#### WHAT THE EXERCISE ASKS
Copy every line of the listing exactly.
══════════
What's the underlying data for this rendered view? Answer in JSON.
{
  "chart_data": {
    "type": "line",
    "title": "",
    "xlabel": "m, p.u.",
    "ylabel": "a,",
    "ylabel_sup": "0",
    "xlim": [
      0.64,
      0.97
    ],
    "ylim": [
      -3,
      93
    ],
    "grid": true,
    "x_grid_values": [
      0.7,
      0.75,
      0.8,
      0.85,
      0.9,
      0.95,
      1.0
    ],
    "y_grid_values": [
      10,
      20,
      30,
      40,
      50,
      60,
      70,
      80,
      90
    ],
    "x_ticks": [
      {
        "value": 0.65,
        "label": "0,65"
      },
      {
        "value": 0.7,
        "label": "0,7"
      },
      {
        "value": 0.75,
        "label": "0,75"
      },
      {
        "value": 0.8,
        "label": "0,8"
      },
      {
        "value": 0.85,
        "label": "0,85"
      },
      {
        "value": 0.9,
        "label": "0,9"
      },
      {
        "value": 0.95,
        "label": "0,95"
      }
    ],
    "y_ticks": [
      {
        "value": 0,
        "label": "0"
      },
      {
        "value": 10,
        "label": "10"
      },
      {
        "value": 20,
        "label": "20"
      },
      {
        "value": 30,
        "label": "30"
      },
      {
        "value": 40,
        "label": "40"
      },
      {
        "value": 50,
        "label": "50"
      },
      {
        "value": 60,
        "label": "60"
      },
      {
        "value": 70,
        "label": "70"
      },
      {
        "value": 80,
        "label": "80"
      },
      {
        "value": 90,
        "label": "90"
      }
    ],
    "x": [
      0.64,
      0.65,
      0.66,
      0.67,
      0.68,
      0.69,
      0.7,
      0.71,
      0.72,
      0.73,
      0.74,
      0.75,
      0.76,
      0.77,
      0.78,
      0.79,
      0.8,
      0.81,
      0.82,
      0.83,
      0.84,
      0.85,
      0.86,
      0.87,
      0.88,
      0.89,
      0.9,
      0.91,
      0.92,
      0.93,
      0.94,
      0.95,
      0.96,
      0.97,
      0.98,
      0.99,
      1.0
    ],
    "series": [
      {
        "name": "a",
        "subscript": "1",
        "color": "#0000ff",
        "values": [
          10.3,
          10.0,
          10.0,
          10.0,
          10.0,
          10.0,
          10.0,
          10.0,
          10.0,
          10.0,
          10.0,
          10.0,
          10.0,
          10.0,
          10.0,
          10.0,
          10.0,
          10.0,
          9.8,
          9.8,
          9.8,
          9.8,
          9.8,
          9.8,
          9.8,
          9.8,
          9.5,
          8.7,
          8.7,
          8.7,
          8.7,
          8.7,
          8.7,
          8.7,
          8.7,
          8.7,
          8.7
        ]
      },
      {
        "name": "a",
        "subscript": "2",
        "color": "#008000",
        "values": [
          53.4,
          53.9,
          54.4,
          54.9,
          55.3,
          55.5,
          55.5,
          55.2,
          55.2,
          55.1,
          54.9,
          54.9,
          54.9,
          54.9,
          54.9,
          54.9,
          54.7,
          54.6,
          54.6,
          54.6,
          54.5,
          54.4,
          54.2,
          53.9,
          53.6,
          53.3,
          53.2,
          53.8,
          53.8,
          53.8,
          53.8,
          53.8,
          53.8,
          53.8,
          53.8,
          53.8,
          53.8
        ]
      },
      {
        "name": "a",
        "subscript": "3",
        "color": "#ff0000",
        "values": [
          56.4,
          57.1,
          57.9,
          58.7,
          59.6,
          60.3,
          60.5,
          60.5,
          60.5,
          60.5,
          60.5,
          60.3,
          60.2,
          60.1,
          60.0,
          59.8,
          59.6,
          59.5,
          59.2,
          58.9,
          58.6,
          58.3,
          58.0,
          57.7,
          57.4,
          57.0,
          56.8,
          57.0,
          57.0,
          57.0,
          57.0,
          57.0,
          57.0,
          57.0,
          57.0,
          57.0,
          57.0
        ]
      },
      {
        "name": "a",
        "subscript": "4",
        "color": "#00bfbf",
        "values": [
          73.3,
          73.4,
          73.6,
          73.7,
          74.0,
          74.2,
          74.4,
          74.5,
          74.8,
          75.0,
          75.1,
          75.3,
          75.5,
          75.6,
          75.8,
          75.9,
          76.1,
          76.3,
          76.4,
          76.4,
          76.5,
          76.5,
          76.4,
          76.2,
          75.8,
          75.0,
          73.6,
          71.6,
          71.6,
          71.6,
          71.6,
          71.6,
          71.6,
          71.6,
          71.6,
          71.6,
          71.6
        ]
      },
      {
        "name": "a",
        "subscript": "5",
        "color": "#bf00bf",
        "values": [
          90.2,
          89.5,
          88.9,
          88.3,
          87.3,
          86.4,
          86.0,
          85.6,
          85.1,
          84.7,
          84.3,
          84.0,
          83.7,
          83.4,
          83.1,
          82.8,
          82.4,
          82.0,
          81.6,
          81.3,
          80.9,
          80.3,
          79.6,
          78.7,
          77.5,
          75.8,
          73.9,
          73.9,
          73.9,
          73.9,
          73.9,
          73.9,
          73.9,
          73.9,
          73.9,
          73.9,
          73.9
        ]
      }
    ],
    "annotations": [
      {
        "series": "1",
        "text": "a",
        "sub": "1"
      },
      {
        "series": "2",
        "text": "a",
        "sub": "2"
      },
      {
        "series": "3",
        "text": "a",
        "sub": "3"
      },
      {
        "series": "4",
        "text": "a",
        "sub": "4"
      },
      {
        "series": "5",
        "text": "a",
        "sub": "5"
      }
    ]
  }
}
══════════
#### FINAL RESULT
What's the underlying data for this rendered view? Answer in JSON.
{
  "chart_data": {
    "type": "line",
    "title": "",
    "xlabel": "m, p.u.",
    "ylabel": "a,",
    "ylabel_sup": "0",
    "xlim": [
      0.64,
      0.97
    ],
    "ylim": [
      -3,
      93
    ],
    "grid": true,
    "x_grid_values": [
      0.7,
      0.75,
      0.8,
      0.85,
      0.9,
      0.95,
      1.0
    ],
    "y_grid_values": [
      10,
      20,
      30,
      40,
      50,
      60,
      70,
      80,
      90
    ],
    "x_ticks": [
      {
        "value": 0.65,
        "label": "0,65"
      },
      {
        "value": 0.7,
        "label": "0,7"
      },
      {
        "value": 0.75,
        "label": "0,75"
      },
      {
        "value": 0.8,
        "label": "0,8"
      },
      {
        "value": 0.85,
        "label": "0,85"
      },
      {
        "value": 0.9,
        "label": "0,9"
      },
      {
        "value": 0.95,
        "label": "0,95"
      }
    ],
    "y_ticks": [
      {
        "value": 0,
        "label": "0"
      },
      {
        "value": 10,
        "label": "10"
      },
      {
        "value": 20,
        "label": "20"
      },
      {
        "value": 30,
        "label": "30"
      },
      {
        "value": 40,
        "label": "40"
      },
      {
        "value": 50,
        "label": "50"
      },
      {
        "value": 60,
        "label": "60"
      },
      {
        "value": 70,
        "label": "70"
      },
      {
        "value": 80,
        "label": "80"
      },
      {
        "value": 90,
        "label": "90"
      }
    ],
    "x": [
      0.64,
      0.65,
      0.66,
      0.67,
      0.68,
      0.69,
      0.7,
      0.71,
      0.72,
      0.73,
      0.74,
      0.75,
      0.76,
      0.77,
      0.78,
      0.79,
      0.8,
      0.81,
      0.82,
      0.83,
      0.84,
      0.85,
      0.86,
      0.87,
      0.88,
      0.89,
      0.9,
      0.91,
      0.92,
      0.93,
      0.94,
      0.95,
      0.96,
      0.97,
      0.98,
      0.99,
      1.0
    ],
    "series": [
      {
        "name": "a",
        "subscript": "1",
        "color": "#0000ff",
        "values": [
          10.3,
          10.0,
          10.0,
          10.0,
          10.0,
          10.0,
          10.0,
          10.0,
          10.0,
          10.0,
          10.0,
          10.0,
          10.0,
          10.0,
          10.0,
          10.0,
          10.0,
          10.0,
          9.8,
          9.8,
          9.8,
          9.8,
          9.8,
          9.8,
          9.8,
          9.8,
          9.5,
          8.7,
          8.7,
          8.7,
          8.7,
          8.7,
          8.7,
          8.7,
          8.7,
          8.7,
          8.7
        ]
      },
      {
        "name": "a",
        "subscript": "2",
        "color": "#008000",
        "values": [
          53.4,
          53.9,
          54.4,
          54.9,
          55.3,
          55.5,
          55.5,
          55.2,
          55.2,
          55.1,
          54.9,
          54.9,
          54.9,
          54.9,
          54.9,
          54.9,
          54.7,
          54.6,
          54.6,
          54.6,
          54.5,
          54.4,
          54.2,
          53.9,
          53.6,
          53.3,
          53.2,
          53.8,
          53.8,
          53.8,
          53.8,
          53.8,
          53.8,
          53.8,
          53.8,
          53.8,
          53.8
        ]
      },
      {
        "name": "a",
        "subscript": "3",
        "color": "#ff0000",
        "values": [
          56.4,
          57.1,
          57.9,
          58.7,
          59.6,
          60.3,
          60.5,
          60.5,
          60.5,
          60.5,
          60.5,
          60.3,
          60.2,
          60.1,
          60.0,
          59.8,
          59.6,
          59.5,
          59.2,
          58.9,
          58.6,
          58.3,
          58.0,
          57.7,
          57.4,
          57.0,
          56.8,
          57.0,
          57.0,
          57.0,
          57.0,
          57.0,
          57.0,
          57.0,
          57.0,
          57.0,
          57.0
        ]
      },
      {
        "name": "a",
        "subscript": "4",
        "color": "#00bfbf",
        "values": [
          73.3,
          73.4,
          73.6,
          73.7,
          74.0,
          74.2,
          74.4,
          74.5,
          74.8,
          75.0,
          75.1,
          75.3,
          75.5,
          75.6,
          75.8,
          75.9,
          76.1,
          76.3,
          76.4,
          76.4,
          76.5,
          76.5,
          76.4,
          76.2,
          75.8,
          75.0,
          73.6,
          71.6,
          71.6,
          71.6,
          71.6,
          71.6,
          71.6,
          71.6,
          71.6,
          71.6,
          71.6
        ]
      },
      {
        "name": "a",
        "subscript": "5",
        "color": "#bf00bf",
        "values": [
          90.2,
          89.5,
          88.9,
          88.3,
          87.3,
          86.4,
          86.0,
          85.6,
          85.1,
          84.7,
          84.3,
          84.0,
          83.7,
          83.4,
          83.1,
          82.8,
          82.4,
          82.0,
          81.6,
          81.3,
          80.9,
          80.3,
          79.6,
          78.7,
          77.5,
          75.8,
          73.9,
          73.9,
          73.9,
          73.9,
          73.9,
          73.9,
          73.9,
          73.9,
          73.9,
          73.9,
          73.9
        ]
      }
    ],
    "annotations": [
      {
        "series": "1",
        "text": "a",
        "sub": "1"
      },
      {
        "series": "2",
        "text": "a",
        "sub": "2"
      },
      {
        "series": "3",
        "text": "a",
        "sub": "3"
      },
      {
        "series": "4",
        "text": "a",
        "sub": "4"
      },
      {
        "series": "5",
        "text": "a",
        "sub": "5"
      }
    ]
  }
}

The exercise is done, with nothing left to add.